*Do this*
Write the data below out exactly as it stands. Do not include the pictures.

Collection entries:
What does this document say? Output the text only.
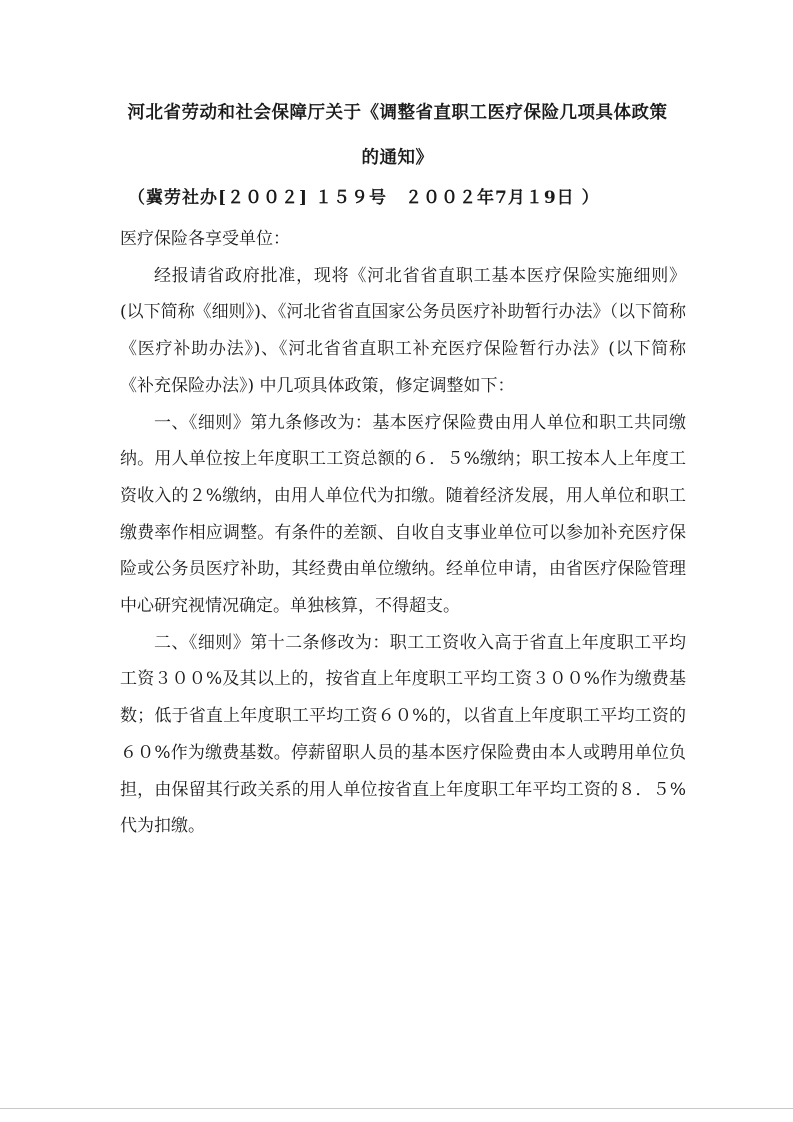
河北省劳动和社会保障厅关于《调整省直职工医疗保险几项具体政策
的通知》
（冀劳社办[２００２] １５９号　２００２年7月１9日 ）

医疗保险各享受单位：

经报请省政府批准，现将《河北省省直职工基本医疗保险实施细则》(以下简称《细则》)、《河北省省直国家公务员医疗补助暂行办法》（以下简称《医疗补助办法》)、《河北省省直职工补充医疗保险暂行办法》(以下简称《补充保险办法》) 中几项具体政策，修定调整如下：

一、《细则》第九条修改为：基本医疗保险费由用人单位和职工共同缴纳。用人单位按上年度职工工资总额的６．５%缴纳；职工按本人上年度工资收入的２%缴纳，由用人单位代为扣缴。随着经济发展，用人单位和职工缴费率作相应调整。有条件的差额、自收自支事业单位可以参加补充医疗保险或公务员医疗补助，其经费由单位缴纳。经单位申请，由省医疗保险管理中心研究视情况确定。单独核算，不得超支。

二、《细则》第十二条修改为：职工工资收入高于省直上年度职工平均工资３００%及其以上的，按省直上年度职工平均工资３００%作为缴费基数；低于省直上年度职工平均工资６０%的，以省直上年度职工平均工资的６０%作为缴费基数。停薪留职人员的基本医疗保险费由本人或聘用单位负担，由保留其行政关系的用人单位按省直上年度职工年平均工资的８．５%代为扣缴。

*Final answer*
What does this document say? Output the text only.
河北省劳动和社会保障厅关于《调整省直职工医疗保险几项具体政策
的通知》
（冀劳社办[２００２] １５９号　２００２年7月１9日 ）

医疗保险各享受单位：

经报请省政府批准，现将《河北省省直职工基本医疗保险实施细则》(以下简称《细则》)、《河北省省直国家公务员医疗补助暂行办法》（以下简称《医疗补助办法》)、《河北省省直职工补充医疗保险暂行办法》(以下简称《补充保险办法》) 中几项具体政策，修定调整如下：

一、《细则》第九条修改为：基本医疗保险费由用人单位和职工共同缴纳。用人单位按上年度职工工资总额的６．５%缴纳；职工按本人上年度工资收入的２%缴纳，由用人单位代为扣缴。随着经济发展，用人单位和职工缴费率作相应调整。有条件的差额、自收自支事业单位可以参加补充医疗保险或公务员医疗补助，其经费由单位缴纳。经单位申请，由省医疗保险管理中心研究视情况确定。单独核算，不得超支。

二、《细则》第十二条修改为：职工工资收入高于省直上年度职工平均工资３００%及其以上的，按省直上年度职工平均工资３００%作为缴费基数；低于省直上年度职工平均工资６０%的，以省直上年度职工平均工资的６０%作为缴费基数。停薪留职人员的基本医疗保险费由本人或聘用单位负担，由保留其行政关系的用人单位按省直上年度职工年平均工资的８．５%代为扣缴。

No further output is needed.